_Excerpted records:_
============================================================
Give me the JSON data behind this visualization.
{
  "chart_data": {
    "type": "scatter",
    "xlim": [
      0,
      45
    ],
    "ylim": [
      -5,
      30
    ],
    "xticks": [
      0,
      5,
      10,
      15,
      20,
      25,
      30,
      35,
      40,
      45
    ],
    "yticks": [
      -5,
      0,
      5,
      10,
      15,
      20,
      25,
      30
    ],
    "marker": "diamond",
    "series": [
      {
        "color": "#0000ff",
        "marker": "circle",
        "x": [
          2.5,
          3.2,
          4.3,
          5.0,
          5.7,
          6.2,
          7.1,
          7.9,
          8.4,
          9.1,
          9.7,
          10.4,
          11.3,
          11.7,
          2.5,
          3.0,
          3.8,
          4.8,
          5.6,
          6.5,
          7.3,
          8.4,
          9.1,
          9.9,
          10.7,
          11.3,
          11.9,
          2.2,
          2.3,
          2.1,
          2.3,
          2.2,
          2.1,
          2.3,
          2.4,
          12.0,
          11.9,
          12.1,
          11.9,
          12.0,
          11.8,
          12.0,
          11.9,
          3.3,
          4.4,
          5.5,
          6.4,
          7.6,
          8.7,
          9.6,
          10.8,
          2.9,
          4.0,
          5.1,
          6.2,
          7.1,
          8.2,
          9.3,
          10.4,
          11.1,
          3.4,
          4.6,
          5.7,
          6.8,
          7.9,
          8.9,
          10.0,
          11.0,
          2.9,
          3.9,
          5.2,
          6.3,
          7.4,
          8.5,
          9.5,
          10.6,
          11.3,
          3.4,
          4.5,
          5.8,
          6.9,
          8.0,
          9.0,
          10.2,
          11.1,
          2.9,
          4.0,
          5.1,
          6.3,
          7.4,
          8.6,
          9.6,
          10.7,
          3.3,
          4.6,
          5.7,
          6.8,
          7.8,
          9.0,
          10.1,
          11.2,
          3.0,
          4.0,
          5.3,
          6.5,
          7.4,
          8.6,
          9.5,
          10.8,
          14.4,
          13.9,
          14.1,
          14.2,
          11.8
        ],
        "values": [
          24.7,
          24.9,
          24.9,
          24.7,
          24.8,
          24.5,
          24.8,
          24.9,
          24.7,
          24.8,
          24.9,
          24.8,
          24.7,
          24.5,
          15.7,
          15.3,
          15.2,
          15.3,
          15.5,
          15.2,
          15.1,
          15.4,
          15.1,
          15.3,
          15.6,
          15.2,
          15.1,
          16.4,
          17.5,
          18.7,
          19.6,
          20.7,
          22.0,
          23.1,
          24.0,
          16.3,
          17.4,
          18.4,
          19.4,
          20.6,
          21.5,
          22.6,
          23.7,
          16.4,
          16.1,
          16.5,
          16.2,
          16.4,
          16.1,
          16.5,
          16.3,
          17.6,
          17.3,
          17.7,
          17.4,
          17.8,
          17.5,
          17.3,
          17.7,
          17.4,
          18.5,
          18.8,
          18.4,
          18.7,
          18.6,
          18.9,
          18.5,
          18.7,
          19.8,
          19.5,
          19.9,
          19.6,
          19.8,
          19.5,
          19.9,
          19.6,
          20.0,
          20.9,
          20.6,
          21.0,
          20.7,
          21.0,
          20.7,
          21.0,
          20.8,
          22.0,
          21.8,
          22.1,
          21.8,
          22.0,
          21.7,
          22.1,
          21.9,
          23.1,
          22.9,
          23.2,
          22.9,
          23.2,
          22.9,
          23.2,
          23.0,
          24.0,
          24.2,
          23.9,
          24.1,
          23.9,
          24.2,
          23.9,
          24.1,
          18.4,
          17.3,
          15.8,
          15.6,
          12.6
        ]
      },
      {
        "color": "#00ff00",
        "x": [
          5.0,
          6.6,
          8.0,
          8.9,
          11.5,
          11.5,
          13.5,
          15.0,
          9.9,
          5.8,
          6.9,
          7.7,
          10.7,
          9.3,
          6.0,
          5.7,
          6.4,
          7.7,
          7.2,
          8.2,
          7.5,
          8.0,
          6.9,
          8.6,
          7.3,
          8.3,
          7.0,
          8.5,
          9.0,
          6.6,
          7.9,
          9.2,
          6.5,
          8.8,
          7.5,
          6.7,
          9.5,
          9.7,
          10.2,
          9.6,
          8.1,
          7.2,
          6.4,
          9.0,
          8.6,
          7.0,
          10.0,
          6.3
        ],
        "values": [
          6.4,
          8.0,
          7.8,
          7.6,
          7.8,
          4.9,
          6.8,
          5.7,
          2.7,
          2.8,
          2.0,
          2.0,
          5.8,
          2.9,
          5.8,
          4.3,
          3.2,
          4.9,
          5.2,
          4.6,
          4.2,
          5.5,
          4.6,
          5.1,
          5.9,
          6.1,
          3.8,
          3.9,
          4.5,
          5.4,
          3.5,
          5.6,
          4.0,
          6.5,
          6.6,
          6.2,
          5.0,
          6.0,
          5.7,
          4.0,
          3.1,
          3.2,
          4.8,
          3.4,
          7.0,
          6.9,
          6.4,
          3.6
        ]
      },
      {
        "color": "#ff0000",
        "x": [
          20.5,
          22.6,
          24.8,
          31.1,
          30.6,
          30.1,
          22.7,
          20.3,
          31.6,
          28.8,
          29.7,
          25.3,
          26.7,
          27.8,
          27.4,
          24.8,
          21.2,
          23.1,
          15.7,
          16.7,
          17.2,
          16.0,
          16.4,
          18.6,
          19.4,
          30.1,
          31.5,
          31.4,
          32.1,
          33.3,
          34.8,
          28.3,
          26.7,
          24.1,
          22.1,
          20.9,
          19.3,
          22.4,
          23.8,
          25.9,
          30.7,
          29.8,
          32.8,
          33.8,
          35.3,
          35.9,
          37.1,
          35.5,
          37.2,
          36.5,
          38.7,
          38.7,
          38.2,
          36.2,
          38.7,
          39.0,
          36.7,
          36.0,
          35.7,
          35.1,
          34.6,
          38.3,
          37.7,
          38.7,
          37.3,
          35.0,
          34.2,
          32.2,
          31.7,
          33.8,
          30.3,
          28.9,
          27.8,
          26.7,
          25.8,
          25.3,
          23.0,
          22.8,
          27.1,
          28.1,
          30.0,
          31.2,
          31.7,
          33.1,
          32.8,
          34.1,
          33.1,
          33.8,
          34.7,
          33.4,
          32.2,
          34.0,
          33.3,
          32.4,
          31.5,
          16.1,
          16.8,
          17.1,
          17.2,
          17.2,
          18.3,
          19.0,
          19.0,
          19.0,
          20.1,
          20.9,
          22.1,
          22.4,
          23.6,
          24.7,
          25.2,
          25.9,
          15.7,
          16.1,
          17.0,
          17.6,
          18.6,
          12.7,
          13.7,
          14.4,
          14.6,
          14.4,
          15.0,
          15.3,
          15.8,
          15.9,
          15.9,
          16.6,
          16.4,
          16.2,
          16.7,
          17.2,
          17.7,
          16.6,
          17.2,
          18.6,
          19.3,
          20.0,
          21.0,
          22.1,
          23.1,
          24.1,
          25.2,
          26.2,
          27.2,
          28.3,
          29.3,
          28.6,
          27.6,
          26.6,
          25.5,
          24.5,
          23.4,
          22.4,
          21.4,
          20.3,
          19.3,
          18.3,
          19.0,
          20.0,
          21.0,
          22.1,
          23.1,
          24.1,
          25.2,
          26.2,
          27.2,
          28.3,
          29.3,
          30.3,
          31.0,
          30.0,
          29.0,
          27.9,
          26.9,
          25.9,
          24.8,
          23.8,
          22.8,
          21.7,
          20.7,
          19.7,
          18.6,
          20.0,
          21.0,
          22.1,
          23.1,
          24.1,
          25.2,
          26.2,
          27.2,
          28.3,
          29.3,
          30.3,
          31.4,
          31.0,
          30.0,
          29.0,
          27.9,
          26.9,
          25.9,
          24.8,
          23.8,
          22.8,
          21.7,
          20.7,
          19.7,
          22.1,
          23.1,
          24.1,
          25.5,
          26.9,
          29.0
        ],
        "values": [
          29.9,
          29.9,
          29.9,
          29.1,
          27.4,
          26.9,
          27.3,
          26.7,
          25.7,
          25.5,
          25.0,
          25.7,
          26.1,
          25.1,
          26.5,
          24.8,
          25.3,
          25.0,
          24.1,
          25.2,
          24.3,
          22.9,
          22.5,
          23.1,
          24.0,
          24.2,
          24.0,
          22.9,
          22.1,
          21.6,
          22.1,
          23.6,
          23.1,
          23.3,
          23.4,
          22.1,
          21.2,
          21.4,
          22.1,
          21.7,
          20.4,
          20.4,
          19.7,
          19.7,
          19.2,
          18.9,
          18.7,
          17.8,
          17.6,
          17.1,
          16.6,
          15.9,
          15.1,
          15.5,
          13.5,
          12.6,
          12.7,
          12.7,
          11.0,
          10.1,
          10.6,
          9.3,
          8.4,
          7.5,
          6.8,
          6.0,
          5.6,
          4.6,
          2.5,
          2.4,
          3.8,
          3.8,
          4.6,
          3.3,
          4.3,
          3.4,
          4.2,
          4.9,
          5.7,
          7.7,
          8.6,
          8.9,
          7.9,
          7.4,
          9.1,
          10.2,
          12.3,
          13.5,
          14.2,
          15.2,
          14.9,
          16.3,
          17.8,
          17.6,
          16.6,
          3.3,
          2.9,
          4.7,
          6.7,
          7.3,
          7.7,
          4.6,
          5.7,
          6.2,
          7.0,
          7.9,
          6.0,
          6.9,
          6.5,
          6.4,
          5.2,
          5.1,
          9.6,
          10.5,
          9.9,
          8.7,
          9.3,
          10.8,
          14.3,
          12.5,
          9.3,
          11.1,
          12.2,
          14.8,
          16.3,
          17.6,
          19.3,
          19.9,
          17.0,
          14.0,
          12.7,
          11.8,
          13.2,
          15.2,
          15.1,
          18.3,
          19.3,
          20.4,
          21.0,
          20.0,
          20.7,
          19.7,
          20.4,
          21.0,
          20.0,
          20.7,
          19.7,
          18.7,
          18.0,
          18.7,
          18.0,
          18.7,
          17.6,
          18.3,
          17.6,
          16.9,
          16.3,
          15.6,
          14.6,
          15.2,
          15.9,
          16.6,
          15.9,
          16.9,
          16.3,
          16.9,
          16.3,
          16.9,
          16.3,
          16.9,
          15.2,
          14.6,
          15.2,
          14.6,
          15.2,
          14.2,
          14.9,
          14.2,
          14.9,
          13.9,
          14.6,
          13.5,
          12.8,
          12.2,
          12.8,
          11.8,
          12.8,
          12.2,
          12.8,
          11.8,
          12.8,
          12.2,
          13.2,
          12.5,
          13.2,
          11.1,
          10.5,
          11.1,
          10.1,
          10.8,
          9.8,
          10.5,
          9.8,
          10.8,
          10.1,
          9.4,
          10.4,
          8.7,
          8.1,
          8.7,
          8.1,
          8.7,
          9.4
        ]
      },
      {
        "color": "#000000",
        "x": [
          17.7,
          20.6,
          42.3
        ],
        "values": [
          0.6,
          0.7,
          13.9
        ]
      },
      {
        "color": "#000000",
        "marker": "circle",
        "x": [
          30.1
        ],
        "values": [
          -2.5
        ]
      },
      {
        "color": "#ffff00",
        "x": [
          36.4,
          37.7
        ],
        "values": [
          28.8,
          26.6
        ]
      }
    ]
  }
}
============================================================
_What to do:_ Copy out all lines from the material above that contain the string "color".

_Full output:_
        "color": "#0000ff",
        "color": "#00ff00",
        "color": "#ff0000",
        "color": "#000000",
        "color": "#000000",
        "color": "#ffff00",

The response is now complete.